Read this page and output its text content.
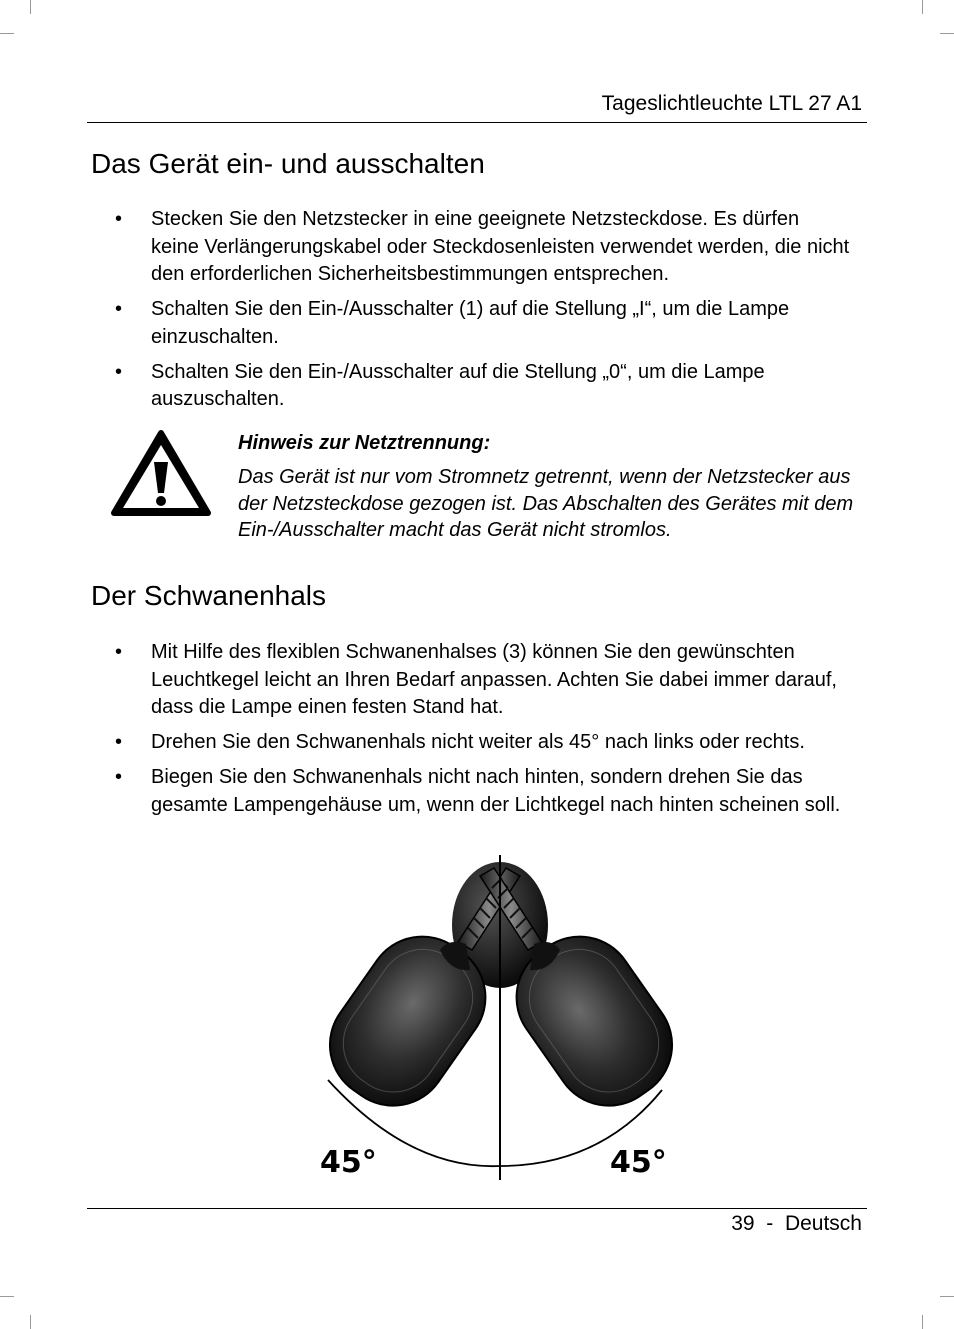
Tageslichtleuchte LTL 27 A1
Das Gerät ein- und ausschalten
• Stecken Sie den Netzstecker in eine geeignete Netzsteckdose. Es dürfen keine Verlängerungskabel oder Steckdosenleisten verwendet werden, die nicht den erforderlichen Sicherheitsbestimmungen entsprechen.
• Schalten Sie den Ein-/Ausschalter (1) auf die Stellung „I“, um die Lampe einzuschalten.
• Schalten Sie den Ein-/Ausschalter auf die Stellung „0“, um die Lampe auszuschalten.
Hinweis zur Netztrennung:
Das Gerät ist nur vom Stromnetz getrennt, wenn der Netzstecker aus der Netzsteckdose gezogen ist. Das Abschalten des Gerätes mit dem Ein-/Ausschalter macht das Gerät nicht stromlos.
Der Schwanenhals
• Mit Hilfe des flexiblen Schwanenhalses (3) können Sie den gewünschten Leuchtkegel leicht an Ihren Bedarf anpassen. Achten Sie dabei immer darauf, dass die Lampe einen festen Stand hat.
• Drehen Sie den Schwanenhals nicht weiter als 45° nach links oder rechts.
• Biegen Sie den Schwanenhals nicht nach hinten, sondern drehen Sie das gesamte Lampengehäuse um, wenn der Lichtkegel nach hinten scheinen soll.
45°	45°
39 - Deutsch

● ● ●

▶ To be done: How many lines in the entries contain the string "wenn"? Answer with the number only.

▶ Output below: 2